(PROBLEM):
Return the entries below in their exact form, leaving the pictures out.

** START PROVIDED DATA **

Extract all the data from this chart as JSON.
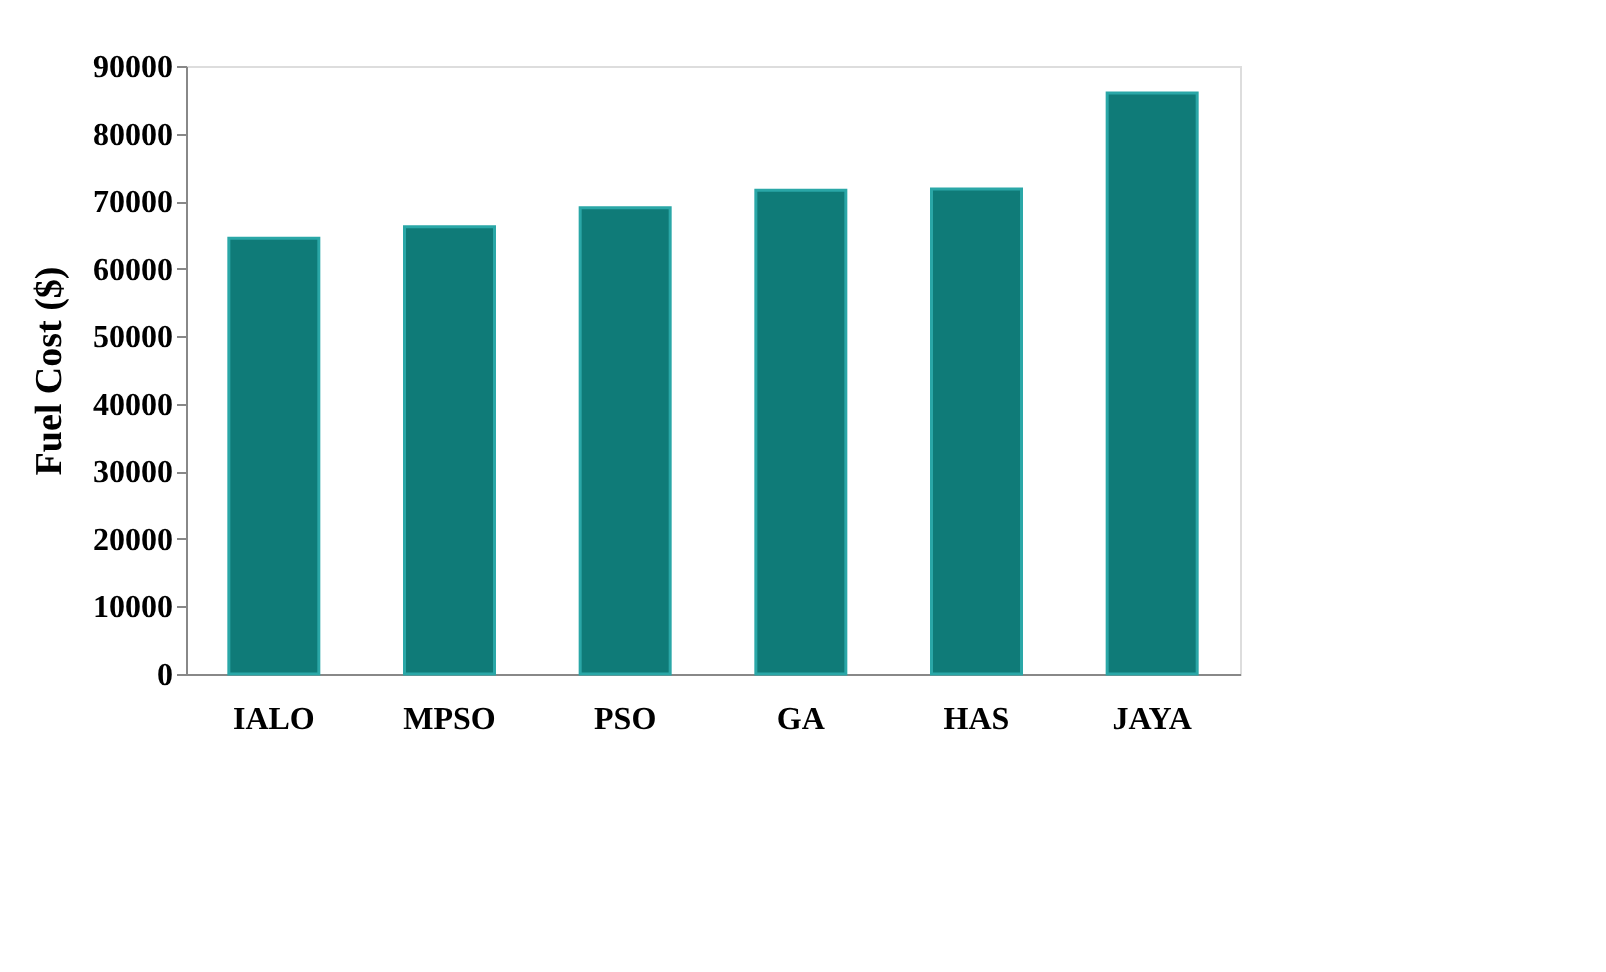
{
  "chart_data": {
    "type": "bar",
    "ylabel": "Fuel Cost ($)",
    "categories": [
      "IALO",
      "MPSO",
      "PSO",
      "GA",
      "HAS",
      "JAYA"
    ],
    "values": [
      64500,
      66200,
      69000,
      71600,
      71800,
      86000
    ],
    "color": "#0f7b78",
    "ylim": [
      0,
      90000
    ],
    "yticks": [
      0,
      10000,
      20000,
      30000,
      40000,
      50000,
      60000,
      70000,
      80000,
      90000
    ],
    "grid": false
  }
}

** END PROVIDED DATA **

(EXERCISE RESPONSE):
Extract all the data from this chart as JSON.
{
  "chart_data": {
    "type": "bar",
    "ylabel": "Fuel Cost ($)",
    "categories": [
      "IALO",
      "MPSO",
      "PSO",
      "GA",
      "HAS",
      "JAYA"
    ],
    "values": [
      64500,
      66200,
      69000,
      71600,
      71800,
      86000
    ],
    "color": "#0f7b78",
    "ylim": [
      0,
      90000
    ],
    "yticks": [
      0,
      10000,
      20000,
      30000,
      40000,
      50000,
      60000,
      70000,
      80000,
      90000
    ],
    "grid": false
  }
}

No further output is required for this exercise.